## Given exercise
Pick out every row below that contains the string "advanced" and copy each such row in full. Case counts.

[Begin]

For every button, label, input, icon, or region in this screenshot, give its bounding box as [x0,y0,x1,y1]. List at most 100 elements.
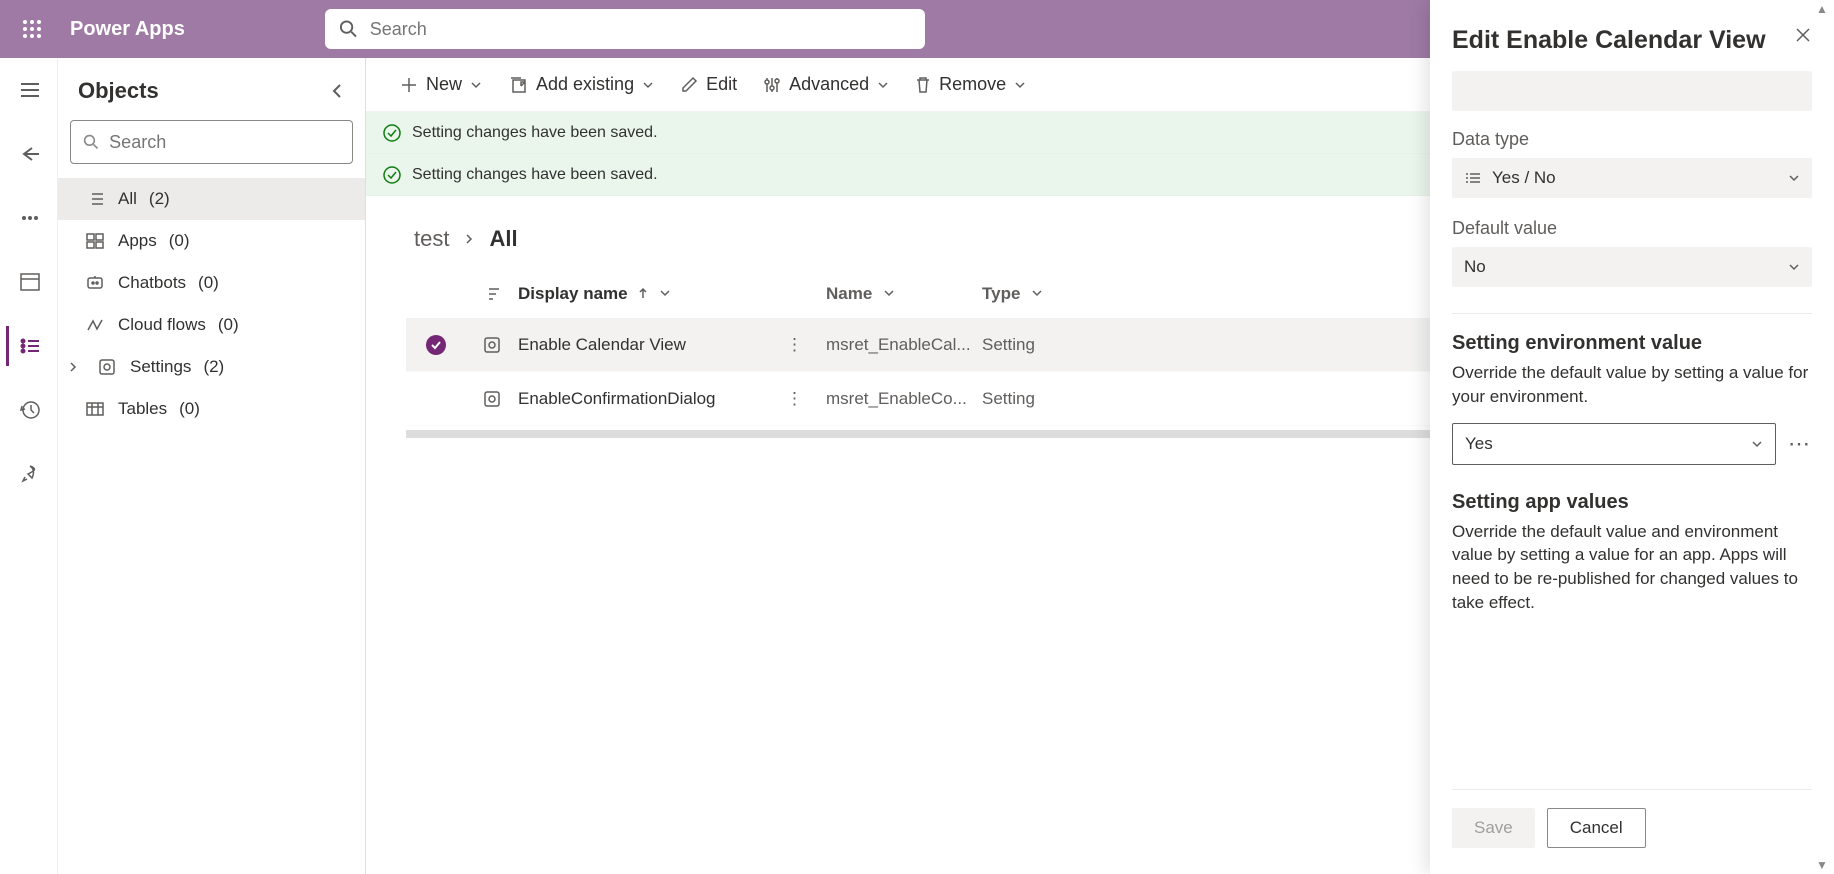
save-button[interactable]: Save [1452,808,1535,848]
check-circle-icon [382,123,402,143]
edit-label: Edit [706,74,737,95]
divider [1452,313,1812,314]
chevron-down-icon [1751,438,1763,450]
tree-label: Settings [130,357,191,377]
sort-asc-icon [638,287,648,299]
nav-rail [0,58,58,874]
chevron-down-icon [642,79,654,91]
chevron-down-icon [1031,287,1043,299]
advanced-label: Advanced [789,74,869,95]
default-value: No [1464,257,1486,277]
app-launcher-icon[interactable] [12,9,52,49]
default-value-select[interactable]: No [1452,247,1812,287]
data-type-value: Yes / No [1492,168,1556,188]
chevron-down-icon [877,79,889,91]
settings-icon [96,358,118,376]
app-values-title: Setting app values [1452,491,1812,514]
check-circle-icon [382,165,402,185]
chevron-down-icon [1788,261,1800,273]
tree-count: (0) [169,231,190,251]
chevron-right-icon [62,361,84,373]
apps-icon [84,233,106,249]
chatbot-icon [84,275,106,291]
objects-search[interactable] [70,120,353,164]
breadcrumb-root[interactable]: test [414,226,449,252]
global-search[interactable] [325,9,925,49]
remove-button[interactable]: Remove [915,74,1026,95]
env-value-title: Setting environment value [1452,332,1812,355]
tree-label: Chatbots [118,273,186,293]
hamburger-icon[interactable] [6,70,52,110]
column-display-name[interactable]: Display name [518,284,786,304]
column-name[interactable]: Name [826,284,982,304]
row-actions[interactable]: ⋮ [786,335,826,355]
chevron-down-icon [1788,172,1800,184]
back-icon[interactable] [6,134,52,174]
env-value-desc: Override the default value by setting a … [1452,361,1812,409]
row-checkbox[interactable] [406,335,466,355]
default-value-label: Default value [1452,218,1812,239]
more-options-icon[interactable]: ⋯ [1788,431,1812,457]
collapse-icon[interactable] [329,83,345,99]
list-icon [84,192,106,206]
tree-item-apps[interactable]: Apps (0) [58,220,365,262]
tree-item-settings[interactable]: Settings (2) [58,346,365,388]
tree-label: All [118,189,137,209]
history-icon[interactable] [6,390,52,430]
column-type[interactable]: Type [982,284,1122,304]
row-display-name: Enable Calendar View [518,335,786,355]
rocket-icon[interactable] [6,454,52,494]
data-type-label: Data type [1452,129,1812,150]
cancel-button[interactable]: Cancel [1547,808,1646,848]
advanced-button[interactable]: Advanced [763,74,889,95]
edit-button[interactable]: Edit [680,74,737,95]
tree-item-cloudflows[interactable]: Cloud flows (0) [58,304,365,346]
tree-count: (0) [198,273,219,293]
env-value: Yes [1465,434,1493,454]
remove-label: Remove [939,74,1006,95]
row-name: msret_EnableCo... [826,389,982,409]
list-icon[interactable] [6,326,52,366]
tree-count: (2) [203,357,224,377]
close-icon[interactable] [1794,26,1812,49]
row-actions[interactable]: ⋮ [786,389,826,409]
tree-item-chatbots[interactable]: Chatbots (0) [58,262,365,304]
new-button[interactable]: New [400,74,482,95]
tree-label: Apps [118,231,157,251]
objects-search-input[interactable] [109,132,340,153]
scrollbar-indicator: ▲▼ [1814,2,1830,872]
setting-icon [466,336,518,354]
data-type-select[interactable]: Yes / No [1452,158,1812,198]
tree-item-all[interactable]: All (2) [58,178,365,220]
sort-icon[interactable] [466,286,518,302]
table-icon[interactable] [6,262,52,302]
row-type: Setting [982,389,1122,409]
tables-icon [84,402,106,416]
chevron-right-icon [463,233,475,245]
breadcrumb-current: All [489,226,517,252]
tree-count: (0) [179,399,200,419]
setting-icon [466,390,518,408]
row-type: Setting [982,335,1122,355]
tree-label: Cloud flows [118,315,206,335]
global-search-input[interactable] [370,19,911,40]
row-display-name: EnableConfirmationDialog [518,389,786,409]
chevron-down-icon [1014,79,1026,91]
panel-footer: Save Cancel [1452,789,1812,848]
new-label: New [426,74,462,95]
more-icon[interactable] [6,198,52,238]
env-value-select[interactable]: Yes [1452,423,1776,465]
banner-text: Setting changes have been saved. [412,166,658,184]
row-name: msret_EnableCal... [826,335,982,355]
add-existing-label: Add existing [536,74,634,95]
name-field[interactable] [1452,71,1812,111]
chevron-down-icon [883,287,895,299]
brand-title: Power Apps [70,18,185,41]
list-icon [1464,171,1482,185]
tree-count: (2) [149,189,170,209]
add-existing-button[interactable]: Add existing [508,74,654,95]
app-values-desc: Override the default value and environme… [1452,520,1812,615]
tree-item-tables[interactable]: Tables (0) [58,388,365,430]
edit-panel: Edit Enable Calendar View Data type Yes … [1430,0,1834,874]
flow-icon [84,317,106,333]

[End]

## Answer to the problem
advanced-label: Advanced [789,74,869,95]
advanced-button[interactable]: Advanced [763,74,889,95]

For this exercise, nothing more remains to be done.